What you will do: Copy out the lines that have "welcome" in them.
══ Data for this exercise
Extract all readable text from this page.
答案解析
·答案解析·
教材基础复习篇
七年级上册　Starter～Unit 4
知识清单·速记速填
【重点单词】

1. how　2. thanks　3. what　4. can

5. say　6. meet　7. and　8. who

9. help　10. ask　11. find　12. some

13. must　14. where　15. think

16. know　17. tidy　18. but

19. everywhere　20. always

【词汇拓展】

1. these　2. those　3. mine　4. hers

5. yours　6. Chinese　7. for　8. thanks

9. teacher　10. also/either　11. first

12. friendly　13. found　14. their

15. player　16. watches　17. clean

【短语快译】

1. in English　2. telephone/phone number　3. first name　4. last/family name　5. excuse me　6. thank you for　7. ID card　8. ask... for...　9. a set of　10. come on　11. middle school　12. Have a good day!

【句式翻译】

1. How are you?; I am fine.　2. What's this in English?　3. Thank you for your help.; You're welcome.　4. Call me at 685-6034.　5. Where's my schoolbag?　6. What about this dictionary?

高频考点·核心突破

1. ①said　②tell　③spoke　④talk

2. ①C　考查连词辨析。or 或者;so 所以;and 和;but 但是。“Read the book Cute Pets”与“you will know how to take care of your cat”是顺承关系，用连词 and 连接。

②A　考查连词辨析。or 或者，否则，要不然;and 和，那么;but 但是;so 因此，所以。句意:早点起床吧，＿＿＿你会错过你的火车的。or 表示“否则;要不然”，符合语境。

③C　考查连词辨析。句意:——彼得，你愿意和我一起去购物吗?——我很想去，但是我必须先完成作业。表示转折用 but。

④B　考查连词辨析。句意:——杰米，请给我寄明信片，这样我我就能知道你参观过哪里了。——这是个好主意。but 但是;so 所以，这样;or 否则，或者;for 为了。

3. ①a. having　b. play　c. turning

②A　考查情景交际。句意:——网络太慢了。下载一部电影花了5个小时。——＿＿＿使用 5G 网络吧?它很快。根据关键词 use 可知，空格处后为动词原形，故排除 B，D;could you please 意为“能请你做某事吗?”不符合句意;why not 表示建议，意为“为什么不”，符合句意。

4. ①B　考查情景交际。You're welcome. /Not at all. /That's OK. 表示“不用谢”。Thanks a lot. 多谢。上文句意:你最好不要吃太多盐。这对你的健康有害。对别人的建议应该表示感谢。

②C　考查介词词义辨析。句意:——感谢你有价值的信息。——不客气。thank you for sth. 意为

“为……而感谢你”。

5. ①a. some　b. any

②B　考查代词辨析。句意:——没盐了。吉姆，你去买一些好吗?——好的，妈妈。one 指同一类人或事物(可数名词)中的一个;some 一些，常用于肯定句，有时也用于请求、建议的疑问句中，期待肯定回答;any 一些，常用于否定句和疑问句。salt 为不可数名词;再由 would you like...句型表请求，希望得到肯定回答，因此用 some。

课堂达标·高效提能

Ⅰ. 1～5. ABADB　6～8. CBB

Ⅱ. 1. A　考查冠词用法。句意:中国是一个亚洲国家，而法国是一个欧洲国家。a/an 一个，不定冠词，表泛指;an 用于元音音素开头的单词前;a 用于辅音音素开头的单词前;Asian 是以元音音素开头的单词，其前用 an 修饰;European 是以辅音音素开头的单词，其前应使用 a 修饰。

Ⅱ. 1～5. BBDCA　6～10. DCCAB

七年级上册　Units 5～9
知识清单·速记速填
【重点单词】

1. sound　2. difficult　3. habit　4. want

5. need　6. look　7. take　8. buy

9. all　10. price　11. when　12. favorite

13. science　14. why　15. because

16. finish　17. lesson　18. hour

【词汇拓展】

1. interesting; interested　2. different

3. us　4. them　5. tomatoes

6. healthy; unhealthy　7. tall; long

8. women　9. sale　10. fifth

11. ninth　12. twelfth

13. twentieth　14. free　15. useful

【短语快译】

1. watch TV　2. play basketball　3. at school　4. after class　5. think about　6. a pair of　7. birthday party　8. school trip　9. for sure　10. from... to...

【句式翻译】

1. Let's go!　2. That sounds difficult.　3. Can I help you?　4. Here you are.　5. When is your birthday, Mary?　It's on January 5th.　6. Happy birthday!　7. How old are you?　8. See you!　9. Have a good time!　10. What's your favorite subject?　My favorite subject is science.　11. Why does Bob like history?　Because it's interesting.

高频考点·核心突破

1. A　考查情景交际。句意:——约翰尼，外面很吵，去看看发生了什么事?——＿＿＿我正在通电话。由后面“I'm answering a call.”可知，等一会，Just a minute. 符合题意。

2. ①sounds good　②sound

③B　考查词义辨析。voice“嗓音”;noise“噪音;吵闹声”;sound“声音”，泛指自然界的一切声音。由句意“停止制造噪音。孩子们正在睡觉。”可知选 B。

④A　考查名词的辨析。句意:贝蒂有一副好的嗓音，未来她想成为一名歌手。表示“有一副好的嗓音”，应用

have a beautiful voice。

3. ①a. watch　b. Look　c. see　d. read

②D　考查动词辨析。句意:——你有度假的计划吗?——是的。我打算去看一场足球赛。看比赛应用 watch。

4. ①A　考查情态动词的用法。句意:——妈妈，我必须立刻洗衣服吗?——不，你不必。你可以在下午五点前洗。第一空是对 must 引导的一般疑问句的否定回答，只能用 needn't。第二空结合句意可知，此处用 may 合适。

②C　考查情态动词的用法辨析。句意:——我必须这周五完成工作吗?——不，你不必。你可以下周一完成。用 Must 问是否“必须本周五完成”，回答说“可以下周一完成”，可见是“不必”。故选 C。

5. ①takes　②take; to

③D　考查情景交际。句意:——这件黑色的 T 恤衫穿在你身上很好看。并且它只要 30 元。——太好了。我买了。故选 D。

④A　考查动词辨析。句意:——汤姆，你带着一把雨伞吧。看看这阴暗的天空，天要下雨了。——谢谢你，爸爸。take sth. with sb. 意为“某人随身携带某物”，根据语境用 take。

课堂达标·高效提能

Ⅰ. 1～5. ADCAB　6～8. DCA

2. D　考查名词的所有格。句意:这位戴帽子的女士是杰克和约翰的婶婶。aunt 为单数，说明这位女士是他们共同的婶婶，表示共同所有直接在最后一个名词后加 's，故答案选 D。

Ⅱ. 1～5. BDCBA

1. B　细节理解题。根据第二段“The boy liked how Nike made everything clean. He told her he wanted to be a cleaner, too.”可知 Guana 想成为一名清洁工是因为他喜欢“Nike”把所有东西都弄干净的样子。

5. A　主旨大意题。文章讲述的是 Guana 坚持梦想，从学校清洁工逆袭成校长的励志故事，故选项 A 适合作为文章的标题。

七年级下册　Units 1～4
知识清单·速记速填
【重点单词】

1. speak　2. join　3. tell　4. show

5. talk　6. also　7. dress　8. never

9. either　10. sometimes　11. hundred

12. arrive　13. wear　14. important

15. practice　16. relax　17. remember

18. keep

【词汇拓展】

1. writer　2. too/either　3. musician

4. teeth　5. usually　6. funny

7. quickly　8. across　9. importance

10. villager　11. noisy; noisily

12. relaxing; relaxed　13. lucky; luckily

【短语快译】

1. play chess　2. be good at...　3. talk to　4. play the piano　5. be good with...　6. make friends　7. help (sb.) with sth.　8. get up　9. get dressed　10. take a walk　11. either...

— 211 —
════
Result of this exercise:
1. How are you?; I am fine.　2. What's this in English?　3. Thank you for your help.; You're welcome.　4. Call me at 685-6034.　5. Where's my schoolbag?　6. What about this dictionary?
4. ①B　考查情景交际。You're welcome. /Not at all. /That's OK. 表示“不用谢”。Thanks a lot. 多谢。上文句意:你最好不要吃太多盐。这对你的健康有害。对别人的建议应该表示感谢。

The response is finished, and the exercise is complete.